[Items from a data source]
------------------------------

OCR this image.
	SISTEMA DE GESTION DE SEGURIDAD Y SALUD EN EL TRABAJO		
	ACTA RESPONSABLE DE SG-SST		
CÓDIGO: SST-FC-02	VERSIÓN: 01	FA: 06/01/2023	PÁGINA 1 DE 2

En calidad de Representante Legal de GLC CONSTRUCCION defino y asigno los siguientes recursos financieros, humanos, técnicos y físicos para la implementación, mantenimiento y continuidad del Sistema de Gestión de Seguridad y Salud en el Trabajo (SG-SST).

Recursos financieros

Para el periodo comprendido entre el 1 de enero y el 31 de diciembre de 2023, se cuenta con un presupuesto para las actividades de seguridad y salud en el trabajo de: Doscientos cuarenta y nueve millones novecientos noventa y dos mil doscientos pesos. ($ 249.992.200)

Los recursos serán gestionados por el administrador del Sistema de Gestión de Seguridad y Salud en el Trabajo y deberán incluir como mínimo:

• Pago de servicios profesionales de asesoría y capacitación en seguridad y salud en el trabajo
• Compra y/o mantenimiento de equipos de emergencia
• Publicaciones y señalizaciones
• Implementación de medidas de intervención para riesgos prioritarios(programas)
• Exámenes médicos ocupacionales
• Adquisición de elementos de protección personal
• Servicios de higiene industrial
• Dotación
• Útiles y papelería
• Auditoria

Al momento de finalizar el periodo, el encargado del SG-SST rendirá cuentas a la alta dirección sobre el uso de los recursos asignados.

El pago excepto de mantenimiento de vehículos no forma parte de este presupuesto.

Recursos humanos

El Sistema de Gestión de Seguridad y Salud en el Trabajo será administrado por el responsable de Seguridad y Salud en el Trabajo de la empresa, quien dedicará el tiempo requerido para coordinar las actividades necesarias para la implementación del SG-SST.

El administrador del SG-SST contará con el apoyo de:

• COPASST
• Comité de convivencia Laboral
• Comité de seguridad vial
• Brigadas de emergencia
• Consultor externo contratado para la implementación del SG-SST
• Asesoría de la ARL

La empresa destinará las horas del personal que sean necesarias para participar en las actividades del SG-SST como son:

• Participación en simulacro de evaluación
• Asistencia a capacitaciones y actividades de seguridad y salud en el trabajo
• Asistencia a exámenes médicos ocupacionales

------------------------------

DIRECTIONS: Extract from the material all lines containing the string "mantenimiento".

OUTPUT FOR THIS EXERCISE:
En calidad de Representante Legal de GLC CONSTRUCCION defino y asigno los siguientes recursos financieros, humanos, técnicos y físicos para la implementación, mantenimiento y continuidad del Sistema de Gestión de Seguridad y Salud en el Trabajo (SG-SST).
• Compra y/o mantenimiento de equipos de emergencia
El pago excepto de mantenimiento de vehículos no forma parte de este presupuesto.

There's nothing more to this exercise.